#### [Instructions to follow]
Your task is to restate the data word for word.

#### [Records]
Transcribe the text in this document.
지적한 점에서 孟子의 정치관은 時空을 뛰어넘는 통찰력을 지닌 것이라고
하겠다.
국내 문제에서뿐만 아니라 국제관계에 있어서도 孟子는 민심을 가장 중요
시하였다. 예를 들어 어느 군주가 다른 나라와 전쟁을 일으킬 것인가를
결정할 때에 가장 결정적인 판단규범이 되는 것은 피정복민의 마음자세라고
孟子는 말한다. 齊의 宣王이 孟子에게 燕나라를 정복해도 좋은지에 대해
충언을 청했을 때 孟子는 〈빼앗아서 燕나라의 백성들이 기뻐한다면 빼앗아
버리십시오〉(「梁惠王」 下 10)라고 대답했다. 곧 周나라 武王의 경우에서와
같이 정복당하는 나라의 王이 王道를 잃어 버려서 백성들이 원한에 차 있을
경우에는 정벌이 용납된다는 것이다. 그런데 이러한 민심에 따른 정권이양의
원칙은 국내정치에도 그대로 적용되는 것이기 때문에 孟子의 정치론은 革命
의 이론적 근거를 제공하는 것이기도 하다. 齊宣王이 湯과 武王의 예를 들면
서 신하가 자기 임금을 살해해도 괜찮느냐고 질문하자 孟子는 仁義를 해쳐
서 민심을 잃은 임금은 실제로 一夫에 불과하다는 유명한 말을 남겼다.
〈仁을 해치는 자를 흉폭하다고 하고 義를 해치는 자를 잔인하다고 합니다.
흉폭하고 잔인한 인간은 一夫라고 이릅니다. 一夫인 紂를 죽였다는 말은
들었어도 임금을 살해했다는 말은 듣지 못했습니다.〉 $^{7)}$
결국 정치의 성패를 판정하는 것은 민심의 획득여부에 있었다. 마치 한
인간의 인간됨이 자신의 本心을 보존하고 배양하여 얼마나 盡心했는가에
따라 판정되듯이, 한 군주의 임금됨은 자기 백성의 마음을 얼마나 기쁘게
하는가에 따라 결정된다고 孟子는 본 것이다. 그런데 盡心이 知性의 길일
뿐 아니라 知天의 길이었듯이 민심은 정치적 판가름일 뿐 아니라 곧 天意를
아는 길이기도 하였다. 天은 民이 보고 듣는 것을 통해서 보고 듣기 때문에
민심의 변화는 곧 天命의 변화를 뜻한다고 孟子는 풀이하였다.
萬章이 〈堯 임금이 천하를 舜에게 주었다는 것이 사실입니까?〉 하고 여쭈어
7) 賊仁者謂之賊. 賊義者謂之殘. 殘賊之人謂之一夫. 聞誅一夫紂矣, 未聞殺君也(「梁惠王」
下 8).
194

#### [Answer to this exercise]
Transcribe the text in this document.
지적한 점에서 孟子의 정치관은 時空을 뛰어넘는 통찰력을 지닌 것이라고
하겠다.
국내 문제에서뿐만 아니라 국제관계에 있어서도 孟子는 민심을 가장 중요
시하였다. 예를 들어 어느 군주가 다른 나라와 전쟁을 일으킬 것인가를
결정할 때에 가장 결정적인 판단규범이 되는 것은 피정복민의 마음자세라고
孟子는 말한다. 齊의 宣王이 孟子에게 燕나라를 정복해도 좋은지에 대해
충언을 청했을 때 孟子는 〈빼앗아서 燕나라의 백성들이 기뻐한다면 빼앗아
버리십시오〉(「梁惠王」 下 10)라고 대답했다. 곧 周나라 武王의 경우에서와
같이 정복당하는 나라의 王이 王道를 잃어 버려서 백성들이 원한에 차 있을
경우에는 정벌이 용납된다는 것이다. 그런데 이러한 민심에 따른 정권이양의
원칙은 국내정치에도 그대로 적용되는 것이기 때문에 孟子의 정치론은 革命
의 이론적 근거를 제공하는 것이기도 하다. 齊宣王이 湯과 武王의 예를 들면
서 신하가 자기 임금을 살해해도 괜찮느냐고 질문하자 孟子는 仁義를 해쳐
서 민심을 잃은 임금은 실제로 一夫에 불과하다는 유명한 말을 남겼다.
〈仁을 해치는 자를 흉폭하다고 하고 義를 해치는 자를 잔인하다고 합니다.
흉폭하고 잔인한 인간은 一夫라고 이릅니다. 一夫인 紂를 죽였다는 말은
들었어도 임금을 살해했다는 말은 듣지 못했습니다.〉 $^{7)}$
결국 정치의 성패를 판정하는 것은 민심의 획득여부에 있었다. 마치 한
인간의 인간됨이 자신의 本心을 보존하고 배양하여 얼마나 盡心했는가에
따라 판정되듯이, 한 군주의 임금됨은 자기 백성의 마음을 얼마나 기쁘게
하는가에 따라 결정된다고 孟子는 본 것이다. 그런데 盡心이 知性의 길일
뿐 아니라 知天의 길이었듯이 민심은 정치적 판가름일 뿐 아니라 곧 天意를
아는 길이기도 하였다. 天은 民이 보고 듣는 것을 통해서 보고 듣기 때문에
민심의 변화는 곧 天命의 변화를 뜻한다고 孟子는 풀이하였다.
萬章이 〈堯 임금이 천하를 舜에게 주었다는 것이 사실입니까?〉 하고 여쭈어
7) 賊仁者謂之賊. 賊義者謂之殘. 殘賊之人謂之一夫. 聞誅一夫紂矣, 未聞殺君也(「梁惠王」
下 8).
194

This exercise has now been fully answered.